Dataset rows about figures

*****

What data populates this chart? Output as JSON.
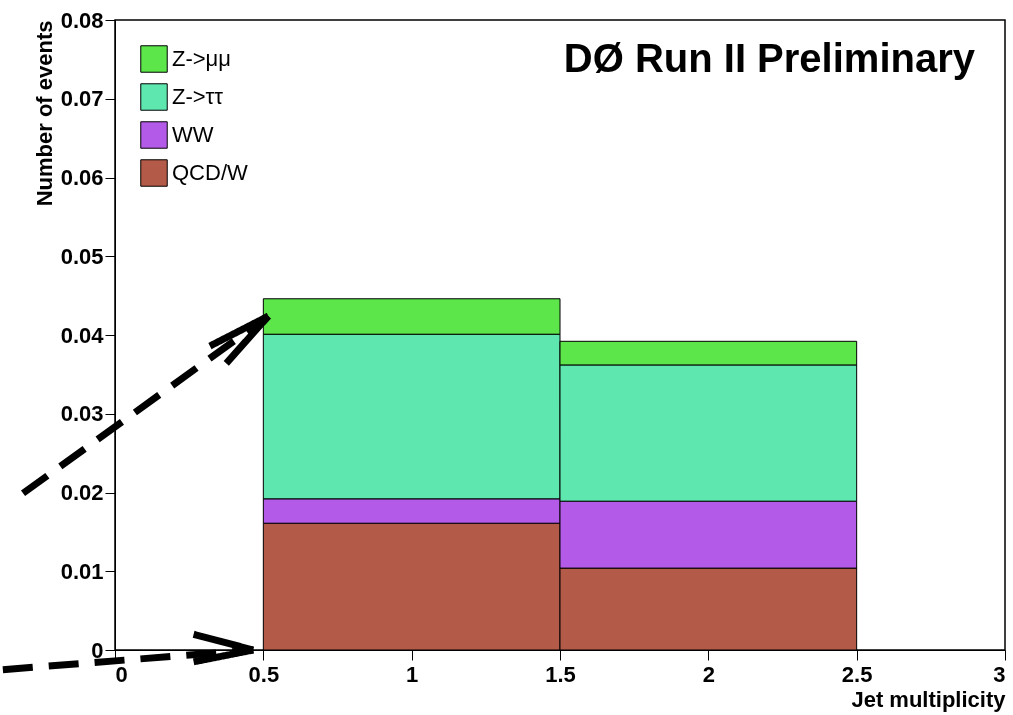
{
  "chart_data": {
    "type": "bar",
    "title": "DØ Run II Preliminary",
    "xlabel": "Jet multiplicity",
    "ylabel": "Number of events",
    "x": [
      1,
      2
    ],
    "stacked": true,
    "series": [
      {
        "name": "QCD/W",
        "color": "#b45a48",
        "values": [
          0.0161,
          0.0104
        ]
      },
      {
        "name": "WW",
        "color": "#b45ae8",
        "values": [
          0.0031,
          0.0085
        ]
      },
      {
        "name": "Z->ττ",
        "color": "#5ee8b0",
        "values": [
          0.0209,
          0.0173
        ]
      },
      {
        "name": "Z->μμ",
        "color": "#5ce64a",
        "values": [
          0.0045,
          0.003
        ]
      }
    ],
    "xlim": [
      0,
      3
    ],
    "xticks": [
      0,
      0.5,
      1,
      1.5,
      2,
      2.5,
      3
    ],
    "ylim": [
      0,
      0.08
    ],
    "yticks": [
      0,
      0.01,
      0.02,
      0.03,
      0.04,
      0.05,
      0.06,
      0.07,
      0.08
    ],
    "grid": false,
    "legend": "top left"
  }
}
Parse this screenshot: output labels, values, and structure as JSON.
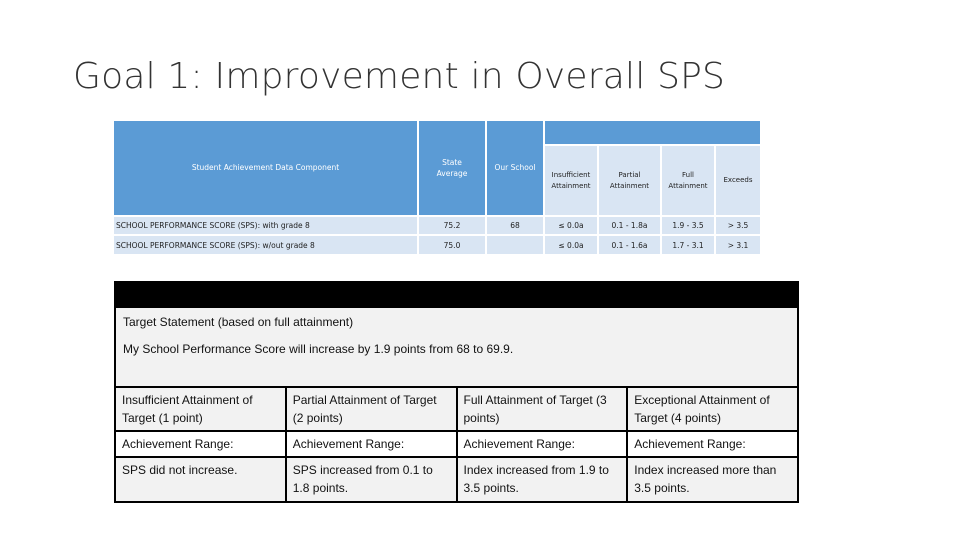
{
  "slide": {
    "title": "Goal 1:  Improvement in Overall SPS"
  },
  "sps_table": {
    "headers": {
      "component": "Student Achievement Data Component",
      "state_average": "State Average",
      "our_school": "Our School",
      "insufficient": "Insufficient Attainment",
      "partial": "Partial Attainment",
      "full": "Full Attainment",
      "exceeds": "Exceeds"
    },
    "rows": [
      {
        "component": "SCHOOL PERFORMANCE SCORE (SPS): with grade 8",
        "state_average": "75.2",
        "our_school": "68",
        "insufficient": "≤ 0.0a",
        "partial": "0.1 - 1.8a",
        "full": "1.9 - 3.5",
        "exceeds": "> 3.5"
      },
      {
        "component": "SCHOOL PERFORMANCE SCORE (SPS): w/out grade 8",
        "state_average": "75.0",
        "our_school": "",
        "insufficient": "≤ 0.0a",
        "partial": "0.1 - 1.6a",
        "full": "1.7 - 3.1",
        "exceeds": "> 3.1"
      }
    ]
  },
  "target": {
    "statement_label": "Target Statement (based on full attainment)",
    "statement_text": "My School Performance Score will increase by 1.9 points from 68 to 69.9.",
    "levels": [
      {
        "name": "Insufficient Attainment of Target (1 point)",
        "range_label": "Achievement Range:",
        "range": "SPS did not increase."
      },
      {
        "name": "Partial Attainment of Target (2 points)",
        "range_label": "Achievement Range:",
        "range": "SPS increased from 0.1 to 1.8 points."
      },
      {
        "name": "Full Attainment of Target (3 points)",
        "range_label": "Achievement Range:",
        "range": "Index increased from 1.9 to 3.5 points."
      },
      {
        "name": "Exceptional Attainment of Target (4 points)",
        "range_label": "Achievement Range:",
        "range": "Index increased more than 3.5 points."
      }
    ]
  },
  "colors": {
    "header_blue": "#5b9bd5",
    "subheader_light": "#d9e5f3",
    "statement_bg": "#f2f2f2",
    "bar_black": "#000000"
  }
}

*****

[OBJECTIVE]: Search the records for the word "increased" and copy every line where it occurs.

[RESULT BELOW]:
        "range": "SPS increased from 0.1 to 1.8 points."
        "range": "Index increased from 1.9 to 3.5 points."
        "range": "Index increased more than 3.5 points."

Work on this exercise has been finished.